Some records

###

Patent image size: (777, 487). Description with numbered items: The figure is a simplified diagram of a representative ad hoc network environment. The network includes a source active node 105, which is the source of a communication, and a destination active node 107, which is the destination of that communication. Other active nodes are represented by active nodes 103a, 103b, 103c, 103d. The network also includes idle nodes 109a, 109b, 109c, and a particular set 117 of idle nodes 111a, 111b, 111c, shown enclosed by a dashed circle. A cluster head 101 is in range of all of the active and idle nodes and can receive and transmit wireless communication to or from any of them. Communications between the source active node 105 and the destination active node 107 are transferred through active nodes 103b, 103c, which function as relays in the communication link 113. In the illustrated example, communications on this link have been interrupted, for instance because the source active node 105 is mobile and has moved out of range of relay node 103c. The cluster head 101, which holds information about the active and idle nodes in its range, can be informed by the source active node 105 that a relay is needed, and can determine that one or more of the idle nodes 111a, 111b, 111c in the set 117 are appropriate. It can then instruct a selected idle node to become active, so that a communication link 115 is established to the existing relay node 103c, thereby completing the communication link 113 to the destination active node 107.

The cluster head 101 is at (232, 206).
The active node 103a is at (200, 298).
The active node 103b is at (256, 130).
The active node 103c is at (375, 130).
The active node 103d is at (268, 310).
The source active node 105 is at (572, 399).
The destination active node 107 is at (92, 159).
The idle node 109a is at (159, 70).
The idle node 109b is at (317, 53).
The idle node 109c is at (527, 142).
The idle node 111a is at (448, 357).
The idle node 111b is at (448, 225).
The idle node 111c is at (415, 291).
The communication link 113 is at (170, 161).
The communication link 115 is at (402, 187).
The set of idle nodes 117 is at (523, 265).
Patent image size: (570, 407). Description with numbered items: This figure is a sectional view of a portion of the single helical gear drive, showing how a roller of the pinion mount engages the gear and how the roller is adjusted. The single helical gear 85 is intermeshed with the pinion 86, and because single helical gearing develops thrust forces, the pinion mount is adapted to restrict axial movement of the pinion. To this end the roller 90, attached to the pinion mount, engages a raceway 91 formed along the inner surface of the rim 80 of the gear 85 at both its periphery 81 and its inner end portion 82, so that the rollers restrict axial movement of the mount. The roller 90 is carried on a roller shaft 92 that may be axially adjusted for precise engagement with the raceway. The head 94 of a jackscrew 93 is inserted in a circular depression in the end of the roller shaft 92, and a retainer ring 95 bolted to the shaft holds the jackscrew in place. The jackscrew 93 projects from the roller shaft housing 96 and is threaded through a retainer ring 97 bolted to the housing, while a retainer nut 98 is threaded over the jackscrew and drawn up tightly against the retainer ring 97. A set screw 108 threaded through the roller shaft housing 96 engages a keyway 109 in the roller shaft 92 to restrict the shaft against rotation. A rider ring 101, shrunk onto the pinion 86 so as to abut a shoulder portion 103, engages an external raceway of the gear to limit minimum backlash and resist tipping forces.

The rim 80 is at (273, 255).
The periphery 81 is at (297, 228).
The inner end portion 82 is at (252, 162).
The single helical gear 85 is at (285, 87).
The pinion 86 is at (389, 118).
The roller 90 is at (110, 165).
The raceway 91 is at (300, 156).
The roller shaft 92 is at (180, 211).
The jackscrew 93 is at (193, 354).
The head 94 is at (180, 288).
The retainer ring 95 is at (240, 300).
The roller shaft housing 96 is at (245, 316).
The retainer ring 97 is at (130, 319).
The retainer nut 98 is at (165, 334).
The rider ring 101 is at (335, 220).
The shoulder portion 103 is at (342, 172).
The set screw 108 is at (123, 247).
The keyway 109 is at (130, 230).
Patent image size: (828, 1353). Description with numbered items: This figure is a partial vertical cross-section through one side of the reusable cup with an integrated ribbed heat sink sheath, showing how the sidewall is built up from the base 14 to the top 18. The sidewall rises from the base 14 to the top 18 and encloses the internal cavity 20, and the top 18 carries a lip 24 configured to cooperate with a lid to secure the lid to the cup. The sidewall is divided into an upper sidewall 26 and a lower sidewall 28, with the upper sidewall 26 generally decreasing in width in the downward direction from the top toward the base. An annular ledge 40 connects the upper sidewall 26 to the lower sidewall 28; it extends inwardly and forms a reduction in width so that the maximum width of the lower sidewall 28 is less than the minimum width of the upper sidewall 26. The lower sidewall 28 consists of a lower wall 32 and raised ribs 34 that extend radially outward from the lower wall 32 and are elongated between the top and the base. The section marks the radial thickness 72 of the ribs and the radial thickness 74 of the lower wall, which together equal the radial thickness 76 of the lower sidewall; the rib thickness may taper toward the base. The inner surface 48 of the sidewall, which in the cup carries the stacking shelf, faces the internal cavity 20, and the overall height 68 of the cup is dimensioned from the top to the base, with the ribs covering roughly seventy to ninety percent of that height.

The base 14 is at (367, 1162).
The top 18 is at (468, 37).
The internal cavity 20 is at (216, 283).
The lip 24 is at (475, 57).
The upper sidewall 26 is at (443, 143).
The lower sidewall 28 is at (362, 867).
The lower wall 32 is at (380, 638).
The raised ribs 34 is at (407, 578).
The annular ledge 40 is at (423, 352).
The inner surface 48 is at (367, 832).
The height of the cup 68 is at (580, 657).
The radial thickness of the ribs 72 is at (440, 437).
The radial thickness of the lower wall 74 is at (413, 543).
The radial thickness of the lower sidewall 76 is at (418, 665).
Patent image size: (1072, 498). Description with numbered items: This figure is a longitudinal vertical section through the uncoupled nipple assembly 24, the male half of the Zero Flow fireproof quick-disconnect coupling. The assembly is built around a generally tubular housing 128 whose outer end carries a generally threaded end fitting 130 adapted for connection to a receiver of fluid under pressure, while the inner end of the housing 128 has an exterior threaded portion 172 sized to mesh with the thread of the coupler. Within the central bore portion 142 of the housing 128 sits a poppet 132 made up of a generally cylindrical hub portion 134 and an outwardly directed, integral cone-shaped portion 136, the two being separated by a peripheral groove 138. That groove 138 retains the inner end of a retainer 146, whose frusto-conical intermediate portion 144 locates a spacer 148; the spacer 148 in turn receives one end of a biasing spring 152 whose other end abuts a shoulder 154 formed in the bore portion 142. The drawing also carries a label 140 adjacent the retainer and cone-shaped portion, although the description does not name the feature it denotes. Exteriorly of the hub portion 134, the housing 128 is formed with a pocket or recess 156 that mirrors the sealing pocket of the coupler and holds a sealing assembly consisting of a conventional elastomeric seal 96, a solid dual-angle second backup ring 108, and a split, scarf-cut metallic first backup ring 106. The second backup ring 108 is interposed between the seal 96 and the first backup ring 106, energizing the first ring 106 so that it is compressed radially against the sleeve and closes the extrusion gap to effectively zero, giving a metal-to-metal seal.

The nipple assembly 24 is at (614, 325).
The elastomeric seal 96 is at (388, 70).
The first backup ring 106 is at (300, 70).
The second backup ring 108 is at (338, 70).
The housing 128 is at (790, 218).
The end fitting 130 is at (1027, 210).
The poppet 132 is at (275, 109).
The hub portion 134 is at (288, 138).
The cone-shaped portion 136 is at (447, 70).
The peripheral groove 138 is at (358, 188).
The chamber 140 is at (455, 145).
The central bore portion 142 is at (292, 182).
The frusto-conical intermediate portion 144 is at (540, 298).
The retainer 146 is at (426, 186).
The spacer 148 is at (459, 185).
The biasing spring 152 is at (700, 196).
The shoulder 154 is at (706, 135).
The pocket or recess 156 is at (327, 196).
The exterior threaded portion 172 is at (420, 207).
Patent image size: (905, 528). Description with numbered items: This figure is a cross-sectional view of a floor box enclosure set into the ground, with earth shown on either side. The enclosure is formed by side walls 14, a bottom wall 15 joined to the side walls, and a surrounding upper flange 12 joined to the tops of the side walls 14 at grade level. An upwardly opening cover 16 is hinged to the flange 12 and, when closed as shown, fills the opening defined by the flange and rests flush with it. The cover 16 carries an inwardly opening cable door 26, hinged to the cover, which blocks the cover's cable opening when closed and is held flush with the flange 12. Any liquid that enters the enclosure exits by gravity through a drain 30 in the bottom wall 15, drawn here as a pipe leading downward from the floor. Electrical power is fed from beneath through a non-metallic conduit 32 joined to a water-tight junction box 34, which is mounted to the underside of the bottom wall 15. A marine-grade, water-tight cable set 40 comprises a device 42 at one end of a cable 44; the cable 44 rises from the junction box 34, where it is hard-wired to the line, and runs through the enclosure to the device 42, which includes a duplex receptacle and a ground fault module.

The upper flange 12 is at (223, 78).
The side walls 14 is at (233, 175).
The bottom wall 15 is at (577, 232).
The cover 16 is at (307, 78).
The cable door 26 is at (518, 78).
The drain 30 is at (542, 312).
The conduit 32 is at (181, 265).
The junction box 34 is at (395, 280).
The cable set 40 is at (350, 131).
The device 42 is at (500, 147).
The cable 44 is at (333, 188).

###

▶ _TASK BRIEF_: Print the lines exactly as they stand, from the very first one down through the line containing "The active node 103b is at (256, 130).", including both.

▶ _ANSWER TO THE TASK_:
Patent image size: (777, 487). Description with numbered items: The figure is a simplified diagram of a representative ad hoc network environment. The network includes a source active node 105, which is the source of a communication, and a destination active node 107, which is the destination of that communication. Other active nodes are represented by active nodes 103a, 103b, 103c, 103d. The network also includes idle nodes 109a, 109b, 109c, and a particular set 117 of idle nodes 111a, 111b, 111c, shown enclosed by a dashed circle. A cluster head 101 is in range of all of the active and idle nodes and can receive and transmit wireless communication to or from any of them. Communications between the source active node 105 and the destination active node 107 are transferred through active nodes 103b, 103c, which function as relays in the communication link 113. In the illustrated example, communications on this link have been interrupted, for instance because the source active node 105 is mobile and has moved out of range of relay node 103c. The cluster head 101, which holds information about the active and idle nodes in its range, can be informed by the source active node 105 that a relay is needed, and can determine that one or more of the idle nodes 111a, 111b, 111c in the set 117 are appropriate. It can then instruct a selected idle node to become active, so that a communication link 115 is established to the existing relay node 103c, thereby completing the communication link 113 to the destination active node 107.

The cluster head 101 is at (232, 206).
The active node 103a is at (200, 298).
The active node 103b is at (256, 130).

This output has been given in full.